**THE DATA:**
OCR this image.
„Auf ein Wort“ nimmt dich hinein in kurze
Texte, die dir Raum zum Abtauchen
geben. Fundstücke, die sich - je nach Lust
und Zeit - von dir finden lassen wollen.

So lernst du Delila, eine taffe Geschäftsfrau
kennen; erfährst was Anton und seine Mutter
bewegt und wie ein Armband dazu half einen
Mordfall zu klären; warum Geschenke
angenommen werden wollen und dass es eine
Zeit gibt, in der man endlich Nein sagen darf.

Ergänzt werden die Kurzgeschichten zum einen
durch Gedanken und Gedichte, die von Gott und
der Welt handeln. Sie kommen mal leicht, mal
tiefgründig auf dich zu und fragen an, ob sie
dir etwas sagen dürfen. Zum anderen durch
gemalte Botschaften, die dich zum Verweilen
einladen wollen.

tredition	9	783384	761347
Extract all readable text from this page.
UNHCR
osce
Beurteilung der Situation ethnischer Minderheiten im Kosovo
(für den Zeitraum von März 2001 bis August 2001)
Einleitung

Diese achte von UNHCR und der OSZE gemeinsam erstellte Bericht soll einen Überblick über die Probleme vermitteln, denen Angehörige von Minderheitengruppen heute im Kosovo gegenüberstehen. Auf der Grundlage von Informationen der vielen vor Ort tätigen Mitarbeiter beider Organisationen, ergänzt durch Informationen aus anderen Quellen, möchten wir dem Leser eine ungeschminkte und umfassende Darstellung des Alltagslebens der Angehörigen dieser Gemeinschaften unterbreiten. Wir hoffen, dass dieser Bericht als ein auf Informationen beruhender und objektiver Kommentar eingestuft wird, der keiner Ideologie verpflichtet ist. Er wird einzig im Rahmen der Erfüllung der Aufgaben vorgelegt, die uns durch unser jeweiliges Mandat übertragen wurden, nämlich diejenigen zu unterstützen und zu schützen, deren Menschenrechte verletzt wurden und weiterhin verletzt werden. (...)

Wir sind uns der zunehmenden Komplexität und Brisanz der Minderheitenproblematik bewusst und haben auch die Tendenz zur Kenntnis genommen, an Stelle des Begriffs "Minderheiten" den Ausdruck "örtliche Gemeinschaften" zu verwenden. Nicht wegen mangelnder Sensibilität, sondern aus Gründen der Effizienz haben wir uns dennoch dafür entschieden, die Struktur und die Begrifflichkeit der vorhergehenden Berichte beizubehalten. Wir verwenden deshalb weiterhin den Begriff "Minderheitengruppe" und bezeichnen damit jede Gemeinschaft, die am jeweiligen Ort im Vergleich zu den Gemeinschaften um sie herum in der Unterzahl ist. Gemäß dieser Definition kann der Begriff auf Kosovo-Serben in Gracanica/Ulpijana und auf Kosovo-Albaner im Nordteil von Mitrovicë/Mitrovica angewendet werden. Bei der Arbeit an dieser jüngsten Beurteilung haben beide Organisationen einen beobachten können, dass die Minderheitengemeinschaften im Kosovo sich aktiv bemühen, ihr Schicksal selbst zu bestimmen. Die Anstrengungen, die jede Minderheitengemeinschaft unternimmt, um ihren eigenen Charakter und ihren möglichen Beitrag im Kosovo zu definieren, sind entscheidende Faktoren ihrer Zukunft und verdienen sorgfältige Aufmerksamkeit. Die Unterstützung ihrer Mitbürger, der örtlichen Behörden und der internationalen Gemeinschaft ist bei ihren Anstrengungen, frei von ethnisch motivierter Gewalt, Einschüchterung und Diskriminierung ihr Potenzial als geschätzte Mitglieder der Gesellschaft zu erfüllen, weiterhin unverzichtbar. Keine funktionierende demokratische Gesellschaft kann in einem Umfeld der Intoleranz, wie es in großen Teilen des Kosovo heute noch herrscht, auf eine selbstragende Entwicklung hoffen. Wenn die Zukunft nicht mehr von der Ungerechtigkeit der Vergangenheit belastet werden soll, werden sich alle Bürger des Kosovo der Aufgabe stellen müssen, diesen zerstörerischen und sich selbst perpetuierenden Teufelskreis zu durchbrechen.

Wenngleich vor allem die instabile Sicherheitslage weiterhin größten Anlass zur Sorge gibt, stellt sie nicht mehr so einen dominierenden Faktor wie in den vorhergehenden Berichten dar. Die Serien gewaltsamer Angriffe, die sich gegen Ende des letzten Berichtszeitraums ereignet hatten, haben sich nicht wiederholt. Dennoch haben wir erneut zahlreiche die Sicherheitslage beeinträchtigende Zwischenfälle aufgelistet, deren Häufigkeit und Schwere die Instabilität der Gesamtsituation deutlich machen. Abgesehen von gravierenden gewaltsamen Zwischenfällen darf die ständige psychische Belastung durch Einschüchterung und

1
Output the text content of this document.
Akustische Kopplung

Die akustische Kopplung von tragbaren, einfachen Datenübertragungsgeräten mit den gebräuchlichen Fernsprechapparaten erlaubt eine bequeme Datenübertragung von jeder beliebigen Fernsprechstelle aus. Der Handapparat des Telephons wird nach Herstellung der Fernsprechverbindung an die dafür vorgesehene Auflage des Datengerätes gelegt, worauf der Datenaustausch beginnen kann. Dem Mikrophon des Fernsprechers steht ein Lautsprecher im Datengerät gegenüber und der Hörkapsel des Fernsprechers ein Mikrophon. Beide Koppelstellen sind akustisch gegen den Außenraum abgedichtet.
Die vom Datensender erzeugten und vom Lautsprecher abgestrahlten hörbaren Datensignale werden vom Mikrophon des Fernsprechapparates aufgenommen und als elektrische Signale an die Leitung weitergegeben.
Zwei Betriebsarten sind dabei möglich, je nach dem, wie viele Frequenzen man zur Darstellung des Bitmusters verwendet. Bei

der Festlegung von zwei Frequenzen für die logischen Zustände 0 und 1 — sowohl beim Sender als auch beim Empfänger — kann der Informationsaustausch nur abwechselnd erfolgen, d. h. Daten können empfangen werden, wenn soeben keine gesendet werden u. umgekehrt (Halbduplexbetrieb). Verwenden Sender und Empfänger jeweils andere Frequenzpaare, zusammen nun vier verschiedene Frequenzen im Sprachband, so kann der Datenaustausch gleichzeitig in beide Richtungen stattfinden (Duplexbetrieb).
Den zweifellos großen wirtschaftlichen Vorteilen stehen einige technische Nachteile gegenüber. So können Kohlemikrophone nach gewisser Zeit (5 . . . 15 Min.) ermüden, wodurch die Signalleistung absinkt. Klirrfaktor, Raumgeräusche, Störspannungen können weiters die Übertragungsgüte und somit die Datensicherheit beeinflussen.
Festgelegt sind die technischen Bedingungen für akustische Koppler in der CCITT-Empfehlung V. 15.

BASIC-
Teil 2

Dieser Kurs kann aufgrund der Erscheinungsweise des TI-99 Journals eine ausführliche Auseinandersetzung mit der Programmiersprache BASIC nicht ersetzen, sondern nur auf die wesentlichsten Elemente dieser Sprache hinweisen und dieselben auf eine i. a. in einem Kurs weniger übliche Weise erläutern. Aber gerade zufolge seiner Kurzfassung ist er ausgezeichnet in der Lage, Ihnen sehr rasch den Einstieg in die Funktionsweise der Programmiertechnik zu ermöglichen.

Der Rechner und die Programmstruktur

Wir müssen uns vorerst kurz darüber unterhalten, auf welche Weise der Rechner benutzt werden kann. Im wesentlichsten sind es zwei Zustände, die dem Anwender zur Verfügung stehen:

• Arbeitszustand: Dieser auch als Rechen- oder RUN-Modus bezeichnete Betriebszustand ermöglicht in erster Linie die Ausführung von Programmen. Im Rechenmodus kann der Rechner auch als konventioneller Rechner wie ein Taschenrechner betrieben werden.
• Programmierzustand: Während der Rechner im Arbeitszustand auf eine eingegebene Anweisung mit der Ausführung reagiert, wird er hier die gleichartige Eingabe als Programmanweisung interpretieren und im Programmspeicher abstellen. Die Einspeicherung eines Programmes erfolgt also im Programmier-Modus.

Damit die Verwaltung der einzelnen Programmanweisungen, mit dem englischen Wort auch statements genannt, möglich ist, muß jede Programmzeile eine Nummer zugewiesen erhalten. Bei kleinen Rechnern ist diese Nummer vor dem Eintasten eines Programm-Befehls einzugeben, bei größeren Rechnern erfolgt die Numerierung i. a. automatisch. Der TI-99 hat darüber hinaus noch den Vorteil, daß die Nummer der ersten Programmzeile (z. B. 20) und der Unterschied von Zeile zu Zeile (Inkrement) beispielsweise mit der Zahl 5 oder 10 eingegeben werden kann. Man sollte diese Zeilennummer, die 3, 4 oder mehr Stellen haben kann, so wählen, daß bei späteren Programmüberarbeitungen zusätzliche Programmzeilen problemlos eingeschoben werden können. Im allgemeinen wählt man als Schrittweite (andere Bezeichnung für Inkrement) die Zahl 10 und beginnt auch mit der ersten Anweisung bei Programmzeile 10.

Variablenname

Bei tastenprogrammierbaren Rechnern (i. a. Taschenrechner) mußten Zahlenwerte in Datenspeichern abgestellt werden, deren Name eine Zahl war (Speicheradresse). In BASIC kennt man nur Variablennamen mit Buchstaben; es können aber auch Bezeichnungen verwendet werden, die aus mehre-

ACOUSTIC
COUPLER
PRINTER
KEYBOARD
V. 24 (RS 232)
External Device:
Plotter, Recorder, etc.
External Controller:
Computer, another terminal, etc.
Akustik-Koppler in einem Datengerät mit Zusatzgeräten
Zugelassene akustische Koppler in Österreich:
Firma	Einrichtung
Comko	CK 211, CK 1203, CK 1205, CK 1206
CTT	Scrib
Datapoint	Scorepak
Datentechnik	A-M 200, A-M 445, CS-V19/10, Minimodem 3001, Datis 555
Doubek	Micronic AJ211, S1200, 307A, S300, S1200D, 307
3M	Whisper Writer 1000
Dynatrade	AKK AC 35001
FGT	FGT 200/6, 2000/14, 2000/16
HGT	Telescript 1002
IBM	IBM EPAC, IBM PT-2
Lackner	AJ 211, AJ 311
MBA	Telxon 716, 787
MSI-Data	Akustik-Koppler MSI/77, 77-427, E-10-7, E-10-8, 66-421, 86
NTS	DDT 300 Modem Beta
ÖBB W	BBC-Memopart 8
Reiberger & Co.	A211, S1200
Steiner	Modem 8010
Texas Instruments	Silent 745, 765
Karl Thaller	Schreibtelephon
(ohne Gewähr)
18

**TASK REQUIREMENTS:**
Which lines above contain the word "Taschenrechner"? Copy each of them.

**ANSWER TO THIS TASK:**
• Arbeitszustand: Dieser auch als Rechen- oder RUN-Modus bezeichnete Betriebszustand ermöglicht in erster Linie die Ausführung von Programmen. Im Rechenmodus kann der Rechner auch als konventioneller Rechner wie ein Taschenrechner betrieben werden.
Bei tastenprogrammierbaren Rechnern (i. a. Taschenrechner) mußten Zahlenwerte in Datenspeichern abgestellt werden, deren Name eine Zahl war (Speicheradresse). In BASIC kennt man nur Variablennamen mit Buchstaben; es können aber auch Bezeichnungen verwendet werden, die aus mehre-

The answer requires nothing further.